Supplied material:
'''

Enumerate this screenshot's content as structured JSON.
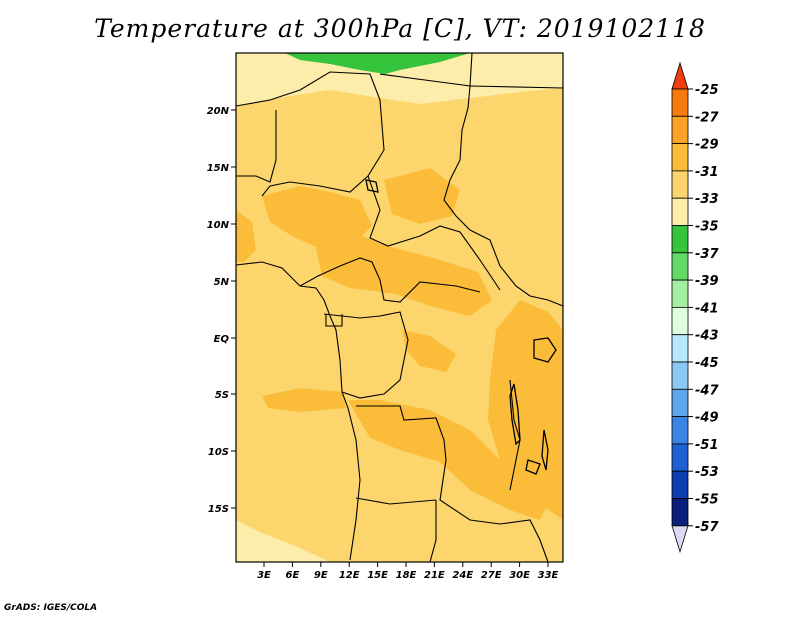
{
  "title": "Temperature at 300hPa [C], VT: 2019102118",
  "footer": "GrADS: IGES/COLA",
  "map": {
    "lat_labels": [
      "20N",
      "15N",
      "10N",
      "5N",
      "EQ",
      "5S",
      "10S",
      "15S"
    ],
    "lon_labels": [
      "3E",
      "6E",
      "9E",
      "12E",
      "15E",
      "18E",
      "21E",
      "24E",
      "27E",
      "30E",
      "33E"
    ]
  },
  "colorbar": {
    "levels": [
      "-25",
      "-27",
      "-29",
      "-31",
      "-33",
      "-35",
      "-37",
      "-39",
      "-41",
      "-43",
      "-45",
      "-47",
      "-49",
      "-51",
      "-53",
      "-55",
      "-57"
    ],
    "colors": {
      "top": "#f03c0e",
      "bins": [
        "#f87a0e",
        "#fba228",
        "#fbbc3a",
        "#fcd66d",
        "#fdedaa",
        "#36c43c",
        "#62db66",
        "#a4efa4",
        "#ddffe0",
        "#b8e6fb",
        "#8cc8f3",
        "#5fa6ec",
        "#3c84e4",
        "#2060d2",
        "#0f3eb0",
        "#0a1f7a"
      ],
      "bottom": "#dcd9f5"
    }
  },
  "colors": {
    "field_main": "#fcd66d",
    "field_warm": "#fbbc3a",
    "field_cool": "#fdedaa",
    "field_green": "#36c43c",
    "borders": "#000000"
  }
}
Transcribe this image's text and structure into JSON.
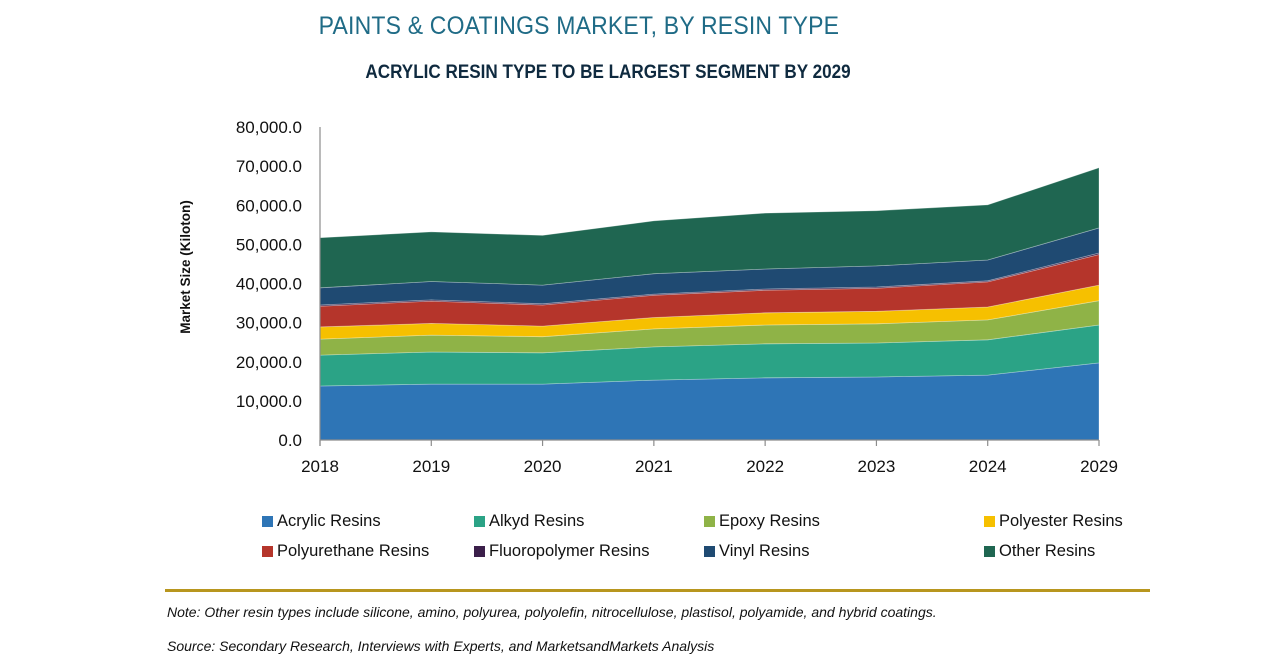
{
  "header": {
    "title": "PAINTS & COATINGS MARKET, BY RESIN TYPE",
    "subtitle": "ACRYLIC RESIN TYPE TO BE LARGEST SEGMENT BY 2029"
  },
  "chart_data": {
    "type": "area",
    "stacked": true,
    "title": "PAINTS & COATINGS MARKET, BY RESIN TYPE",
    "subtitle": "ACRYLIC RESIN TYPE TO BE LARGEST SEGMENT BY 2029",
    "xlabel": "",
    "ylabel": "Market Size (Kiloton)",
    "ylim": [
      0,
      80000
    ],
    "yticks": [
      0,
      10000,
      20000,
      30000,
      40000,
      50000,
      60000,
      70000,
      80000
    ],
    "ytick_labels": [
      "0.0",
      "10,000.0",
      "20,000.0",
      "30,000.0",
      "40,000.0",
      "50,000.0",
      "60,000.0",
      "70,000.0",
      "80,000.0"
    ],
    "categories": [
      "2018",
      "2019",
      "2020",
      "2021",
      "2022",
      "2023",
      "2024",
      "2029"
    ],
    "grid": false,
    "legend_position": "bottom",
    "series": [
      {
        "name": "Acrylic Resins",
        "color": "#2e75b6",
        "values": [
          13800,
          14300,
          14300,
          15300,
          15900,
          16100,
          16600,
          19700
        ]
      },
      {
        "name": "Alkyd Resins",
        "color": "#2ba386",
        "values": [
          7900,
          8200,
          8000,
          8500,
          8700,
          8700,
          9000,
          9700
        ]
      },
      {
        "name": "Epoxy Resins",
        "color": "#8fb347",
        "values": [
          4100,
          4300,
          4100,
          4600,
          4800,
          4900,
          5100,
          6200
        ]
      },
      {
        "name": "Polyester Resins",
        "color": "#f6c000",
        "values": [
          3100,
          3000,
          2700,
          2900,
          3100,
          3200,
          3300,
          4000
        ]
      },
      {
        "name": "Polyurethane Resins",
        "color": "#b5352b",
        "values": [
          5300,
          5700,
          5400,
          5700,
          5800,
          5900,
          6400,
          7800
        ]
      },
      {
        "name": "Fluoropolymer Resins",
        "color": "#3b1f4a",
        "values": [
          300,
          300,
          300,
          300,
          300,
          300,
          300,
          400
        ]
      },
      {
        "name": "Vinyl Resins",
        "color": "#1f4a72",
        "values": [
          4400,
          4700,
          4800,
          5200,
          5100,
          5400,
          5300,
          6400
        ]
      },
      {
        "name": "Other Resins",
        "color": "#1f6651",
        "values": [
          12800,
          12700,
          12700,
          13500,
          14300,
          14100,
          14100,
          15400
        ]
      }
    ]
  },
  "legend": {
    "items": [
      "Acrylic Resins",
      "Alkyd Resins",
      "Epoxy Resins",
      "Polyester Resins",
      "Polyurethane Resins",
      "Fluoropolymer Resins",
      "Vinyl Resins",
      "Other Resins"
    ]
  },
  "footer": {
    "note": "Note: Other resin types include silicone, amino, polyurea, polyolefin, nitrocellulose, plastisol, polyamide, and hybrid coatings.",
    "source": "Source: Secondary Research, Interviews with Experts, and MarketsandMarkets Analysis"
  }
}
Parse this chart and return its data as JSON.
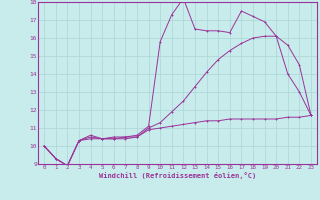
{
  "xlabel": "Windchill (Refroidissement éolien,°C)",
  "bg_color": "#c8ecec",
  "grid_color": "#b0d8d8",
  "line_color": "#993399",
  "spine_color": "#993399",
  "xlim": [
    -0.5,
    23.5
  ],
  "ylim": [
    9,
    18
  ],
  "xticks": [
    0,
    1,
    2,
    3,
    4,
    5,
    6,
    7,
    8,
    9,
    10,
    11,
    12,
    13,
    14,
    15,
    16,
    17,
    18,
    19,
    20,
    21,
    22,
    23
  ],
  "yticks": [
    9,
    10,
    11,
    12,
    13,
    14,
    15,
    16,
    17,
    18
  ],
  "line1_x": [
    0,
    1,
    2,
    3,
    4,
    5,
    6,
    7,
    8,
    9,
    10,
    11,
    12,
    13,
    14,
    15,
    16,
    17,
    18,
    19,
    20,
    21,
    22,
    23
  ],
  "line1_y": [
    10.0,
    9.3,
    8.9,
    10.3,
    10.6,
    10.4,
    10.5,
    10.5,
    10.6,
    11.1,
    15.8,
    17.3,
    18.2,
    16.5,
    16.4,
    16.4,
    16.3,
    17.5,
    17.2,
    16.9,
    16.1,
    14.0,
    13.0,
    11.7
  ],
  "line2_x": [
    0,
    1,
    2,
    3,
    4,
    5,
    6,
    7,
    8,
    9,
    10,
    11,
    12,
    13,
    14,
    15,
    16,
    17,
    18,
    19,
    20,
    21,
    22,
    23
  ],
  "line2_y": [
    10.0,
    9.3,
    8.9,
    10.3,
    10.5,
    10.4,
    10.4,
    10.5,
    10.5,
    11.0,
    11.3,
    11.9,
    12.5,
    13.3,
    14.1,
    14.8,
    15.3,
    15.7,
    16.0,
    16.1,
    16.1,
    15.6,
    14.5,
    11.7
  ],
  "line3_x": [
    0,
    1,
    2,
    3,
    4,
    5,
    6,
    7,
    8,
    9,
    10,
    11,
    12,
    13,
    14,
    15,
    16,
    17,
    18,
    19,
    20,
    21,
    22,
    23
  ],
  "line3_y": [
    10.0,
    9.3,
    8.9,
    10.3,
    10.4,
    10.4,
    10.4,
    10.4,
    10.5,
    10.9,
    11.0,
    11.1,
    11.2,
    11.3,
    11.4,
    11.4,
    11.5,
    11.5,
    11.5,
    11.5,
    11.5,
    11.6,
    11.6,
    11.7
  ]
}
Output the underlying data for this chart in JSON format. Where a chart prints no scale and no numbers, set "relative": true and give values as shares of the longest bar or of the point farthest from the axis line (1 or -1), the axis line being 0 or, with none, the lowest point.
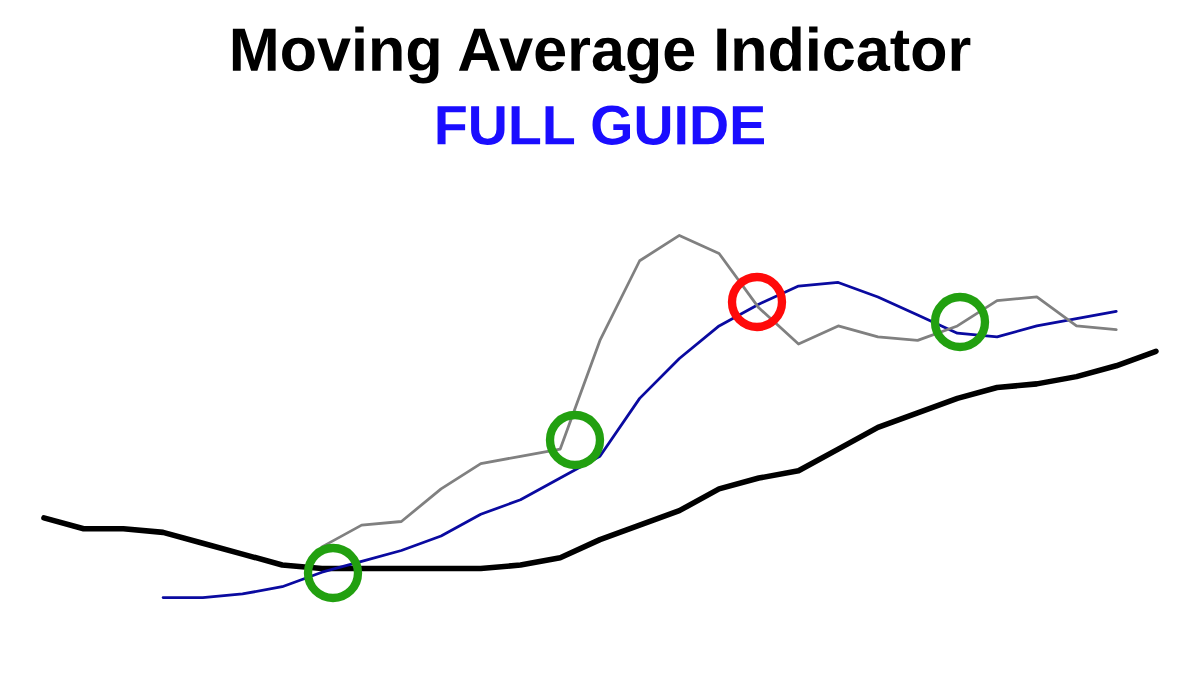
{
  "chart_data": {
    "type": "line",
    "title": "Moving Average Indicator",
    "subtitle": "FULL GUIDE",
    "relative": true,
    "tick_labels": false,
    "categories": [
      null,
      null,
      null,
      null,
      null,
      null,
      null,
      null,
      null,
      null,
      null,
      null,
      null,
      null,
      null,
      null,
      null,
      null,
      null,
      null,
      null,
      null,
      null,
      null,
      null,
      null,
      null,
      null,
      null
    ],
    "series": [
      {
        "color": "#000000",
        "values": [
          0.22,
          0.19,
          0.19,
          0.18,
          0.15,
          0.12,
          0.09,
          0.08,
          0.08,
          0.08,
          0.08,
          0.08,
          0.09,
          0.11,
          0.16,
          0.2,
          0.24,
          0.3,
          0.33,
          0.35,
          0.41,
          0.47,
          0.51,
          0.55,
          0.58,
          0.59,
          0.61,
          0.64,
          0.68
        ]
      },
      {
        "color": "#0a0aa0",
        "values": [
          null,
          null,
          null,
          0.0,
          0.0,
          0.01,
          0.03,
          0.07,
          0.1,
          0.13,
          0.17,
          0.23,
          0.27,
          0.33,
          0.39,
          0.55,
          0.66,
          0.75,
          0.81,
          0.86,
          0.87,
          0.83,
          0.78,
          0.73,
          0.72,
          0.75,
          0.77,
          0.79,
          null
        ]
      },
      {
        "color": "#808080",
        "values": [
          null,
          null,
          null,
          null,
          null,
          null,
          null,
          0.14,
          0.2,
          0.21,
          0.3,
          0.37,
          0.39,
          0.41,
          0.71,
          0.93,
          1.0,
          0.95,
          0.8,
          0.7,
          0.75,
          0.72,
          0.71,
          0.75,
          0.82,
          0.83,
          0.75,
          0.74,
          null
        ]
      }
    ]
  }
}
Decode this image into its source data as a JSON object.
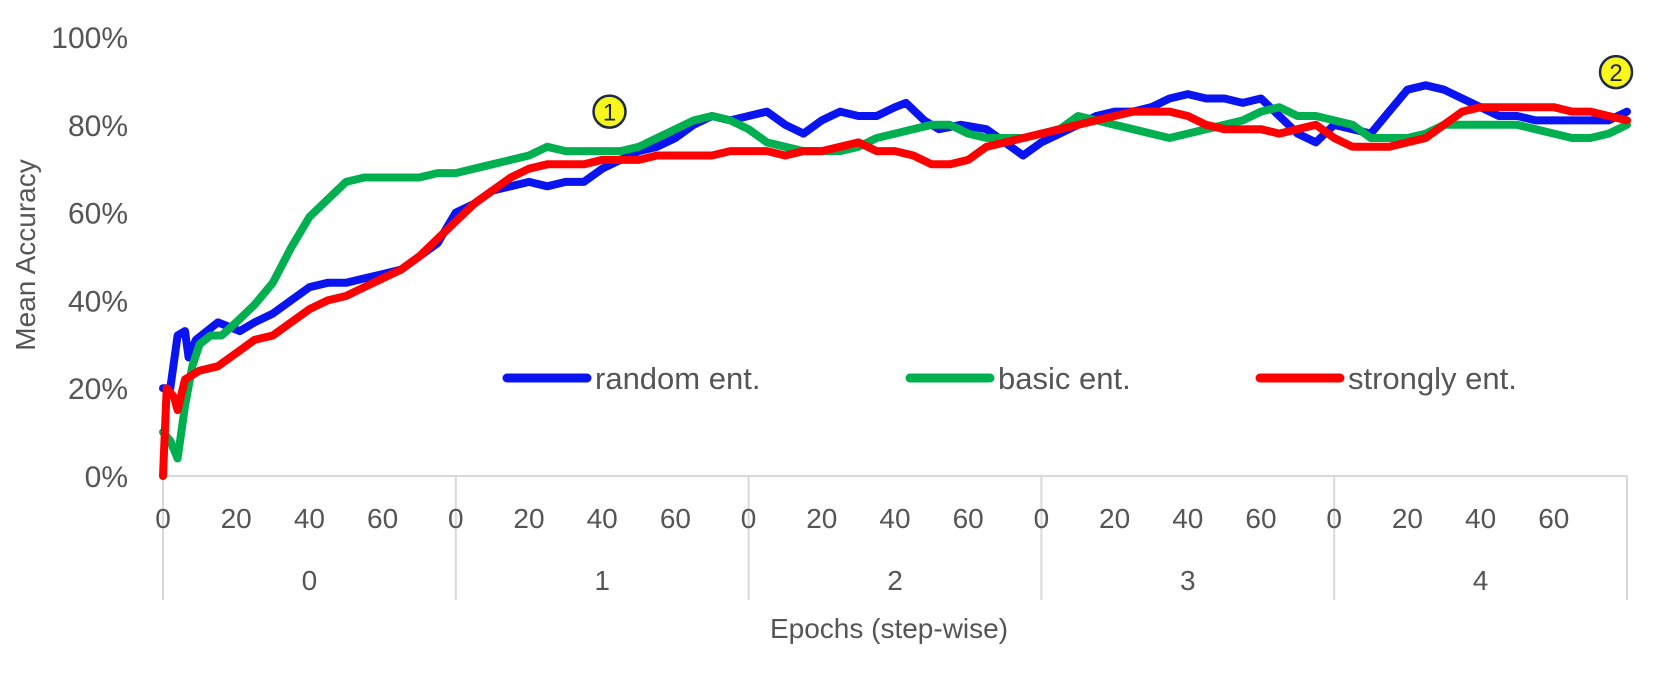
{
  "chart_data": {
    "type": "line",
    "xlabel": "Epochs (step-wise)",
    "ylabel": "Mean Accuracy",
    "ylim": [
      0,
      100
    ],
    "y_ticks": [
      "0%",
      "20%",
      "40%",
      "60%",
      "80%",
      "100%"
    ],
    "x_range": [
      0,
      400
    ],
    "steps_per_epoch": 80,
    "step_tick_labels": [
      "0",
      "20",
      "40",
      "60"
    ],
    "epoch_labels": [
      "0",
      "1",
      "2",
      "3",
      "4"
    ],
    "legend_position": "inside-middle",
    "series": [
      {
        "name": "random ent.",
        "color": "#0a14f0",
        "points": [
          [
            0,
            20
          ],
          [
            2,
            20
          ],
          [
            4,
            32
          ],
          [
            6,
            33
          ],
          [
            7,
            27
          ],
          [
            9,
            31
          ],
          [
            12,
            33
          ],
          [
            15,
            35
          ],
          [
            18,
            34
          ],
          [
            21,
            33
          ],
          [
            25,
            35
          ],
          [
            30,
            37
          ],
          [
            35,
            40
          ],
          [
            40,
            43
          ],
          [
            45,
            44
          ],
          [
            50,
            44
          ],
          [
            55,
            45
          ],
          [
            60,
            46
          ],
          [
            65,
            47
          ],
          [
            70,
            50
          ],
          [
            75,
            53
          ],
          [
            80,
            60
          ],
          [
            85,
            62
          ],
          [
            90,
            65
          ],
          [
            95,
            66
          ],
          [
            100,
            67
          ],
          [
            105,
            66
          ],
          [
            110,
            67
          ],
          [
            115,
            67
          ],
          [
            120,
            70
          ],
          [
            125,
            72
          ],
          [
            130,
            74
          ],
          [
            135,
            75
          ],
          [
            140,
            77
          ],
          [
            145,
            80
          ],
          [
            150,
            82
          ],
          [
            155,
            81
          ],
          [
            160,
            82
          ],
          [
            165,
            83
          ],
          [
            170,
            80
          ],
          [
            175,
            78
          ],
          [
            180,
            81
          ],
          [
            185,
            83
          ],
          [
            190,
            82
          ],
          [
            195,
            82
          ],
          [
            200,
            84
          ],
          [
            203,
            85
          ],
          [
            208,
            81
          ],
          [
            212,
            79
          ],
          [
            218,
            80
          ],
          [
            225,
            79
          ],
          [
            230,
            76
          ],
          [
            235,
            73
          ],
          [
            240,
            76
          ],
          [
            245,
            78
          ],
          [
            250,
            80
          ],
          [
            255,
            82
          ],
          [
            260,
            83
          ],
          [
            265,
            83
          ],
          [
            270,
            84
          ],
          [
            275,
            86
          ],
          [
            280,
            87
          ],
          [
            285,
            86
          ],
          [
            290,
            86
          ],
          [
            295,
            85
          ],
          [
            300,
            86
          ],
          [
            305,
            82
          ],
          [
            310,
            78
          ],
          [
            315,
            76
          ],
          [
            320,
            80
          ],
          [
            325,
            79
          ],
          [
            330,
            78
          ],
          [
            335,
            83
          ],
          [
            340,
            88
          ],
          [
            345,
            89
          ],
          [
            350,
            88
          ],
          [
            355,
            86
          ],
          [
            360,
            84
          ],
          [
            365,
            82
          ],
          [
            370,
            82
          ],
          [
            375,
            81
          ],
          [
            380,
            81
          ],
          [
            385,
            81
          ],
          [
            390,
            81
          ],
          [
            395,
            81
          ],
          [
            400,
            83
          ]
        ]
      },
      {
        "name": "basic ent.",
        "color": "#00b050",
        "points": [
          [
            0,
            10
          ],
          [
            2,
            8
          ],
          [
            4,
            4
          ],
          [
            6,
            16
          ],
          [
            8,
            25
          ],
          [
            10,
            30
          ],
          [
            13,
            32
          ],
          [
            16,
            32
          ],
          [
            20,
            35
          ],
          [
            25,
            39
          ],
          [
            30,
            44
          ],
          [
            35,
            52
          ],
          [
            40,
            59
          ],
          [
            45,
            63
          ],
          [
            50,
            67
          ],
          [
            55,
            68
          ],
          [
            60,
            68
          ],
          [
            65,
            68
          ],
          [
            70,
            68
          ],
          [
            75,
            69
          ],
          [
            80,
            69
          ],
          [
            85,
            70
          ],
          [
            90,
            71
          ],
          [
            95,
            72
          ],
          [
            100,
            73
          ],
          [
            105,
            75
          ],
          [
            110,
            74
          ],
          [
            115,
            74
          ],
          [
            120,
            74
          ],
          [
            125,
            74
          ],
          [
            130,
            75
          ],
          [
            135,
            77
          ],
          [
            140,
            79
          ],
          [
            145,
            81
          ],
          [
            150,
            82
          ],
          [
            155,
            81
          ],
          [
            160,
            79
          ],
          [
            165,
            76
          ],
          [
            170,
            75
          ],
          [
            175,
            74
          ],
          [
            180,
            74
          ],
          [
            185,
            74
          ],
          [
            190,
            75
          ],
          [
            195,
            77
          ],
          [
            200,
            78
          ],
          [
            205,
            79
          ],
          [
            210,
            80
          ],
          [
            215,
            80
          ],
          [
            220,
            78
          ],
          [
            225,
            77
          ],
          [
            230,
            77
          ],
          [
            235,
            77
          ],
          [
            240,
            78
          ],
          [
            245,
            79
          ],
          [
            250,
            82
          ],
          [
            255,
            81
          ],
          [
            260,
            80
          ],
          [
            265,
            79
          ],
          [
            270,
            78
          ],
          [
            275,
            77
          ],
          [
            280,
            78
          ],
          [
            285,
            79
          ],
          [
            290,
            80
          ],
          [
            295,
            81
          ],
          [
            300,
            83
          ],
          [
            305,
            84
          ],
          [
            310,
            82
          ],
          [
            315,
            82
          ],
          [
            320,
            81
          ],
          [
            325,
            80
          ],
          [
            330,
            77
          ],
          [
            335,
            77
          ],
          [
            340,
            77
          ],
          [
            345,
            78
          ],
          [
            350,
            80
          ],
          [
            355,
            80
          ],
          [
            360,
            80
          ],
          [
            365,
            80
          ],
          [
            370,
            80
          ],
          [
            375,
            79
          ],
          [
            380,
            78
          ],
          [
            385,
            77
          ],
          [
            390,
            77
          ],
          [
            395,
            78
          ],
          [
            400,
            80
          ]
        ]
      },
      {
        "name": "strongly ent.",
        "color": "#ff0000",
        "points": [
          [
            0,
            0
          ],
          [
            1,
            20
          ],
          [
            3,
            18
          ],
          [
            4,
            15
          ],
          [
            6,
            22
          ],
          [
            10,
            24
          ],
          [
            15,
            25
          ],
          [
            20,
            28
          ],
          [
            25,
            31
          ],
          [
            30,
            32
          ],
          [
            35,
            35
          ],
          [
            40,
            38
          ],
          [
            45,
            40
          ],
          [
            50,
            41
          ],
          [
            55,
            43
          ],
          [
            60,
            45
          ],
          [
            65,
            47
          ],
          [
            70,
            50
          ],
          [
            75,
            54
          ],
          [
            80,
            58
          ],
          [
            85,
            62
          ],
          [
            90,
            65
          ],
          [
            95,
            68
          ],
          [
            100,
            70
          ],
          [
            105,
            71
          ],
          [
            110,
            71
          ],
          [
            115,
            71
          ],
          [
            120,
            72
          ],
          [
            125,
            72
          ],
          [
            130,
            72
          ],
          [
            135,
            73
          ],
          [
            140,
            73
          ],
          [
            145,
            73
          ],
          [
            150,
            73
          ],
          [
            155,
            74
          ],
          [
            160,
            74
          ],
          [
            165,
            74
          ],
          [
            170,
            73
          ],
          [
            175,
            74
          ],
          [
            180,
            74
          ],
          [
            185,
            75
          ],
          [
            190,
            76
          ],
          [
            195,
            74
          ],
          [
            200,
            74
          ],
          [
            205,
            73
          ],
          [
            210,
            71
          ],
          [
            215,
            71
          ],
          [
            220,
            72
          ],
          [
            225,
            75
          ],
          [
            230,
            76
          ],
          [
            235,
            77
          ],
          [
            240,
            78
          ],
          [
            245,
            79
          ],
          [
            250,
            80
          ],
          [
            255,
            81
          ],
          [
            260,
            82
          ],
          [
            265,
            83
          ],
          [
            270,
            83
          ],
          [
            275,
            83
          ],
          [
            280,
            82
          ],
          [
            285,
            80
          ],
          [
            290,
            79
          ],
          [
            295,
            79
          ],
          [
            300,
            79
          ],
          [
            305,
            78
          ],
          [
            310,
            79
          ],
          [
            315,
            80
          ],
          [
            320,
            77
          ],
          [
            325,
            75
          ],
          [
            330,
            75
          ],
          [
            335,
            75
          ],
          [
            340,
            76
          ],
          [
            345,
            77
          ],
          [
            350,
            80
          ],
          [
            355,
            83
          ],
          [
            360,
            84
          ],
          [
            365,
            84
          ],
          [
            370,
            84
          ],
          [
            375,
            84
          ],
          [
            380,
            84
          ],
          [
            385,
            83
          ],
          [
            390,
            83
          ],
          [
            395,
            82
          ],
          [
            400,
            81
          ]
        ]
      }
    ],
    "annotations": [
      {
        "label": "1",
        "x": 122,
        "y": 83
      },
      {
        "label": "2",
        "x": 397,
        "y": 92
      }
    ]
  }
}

'''

Task requirements: Find the lines containing "Polyurethane" and pull them out.

In response:
        "name": "Polyurethane Resins",
      "Polyurethane Resins",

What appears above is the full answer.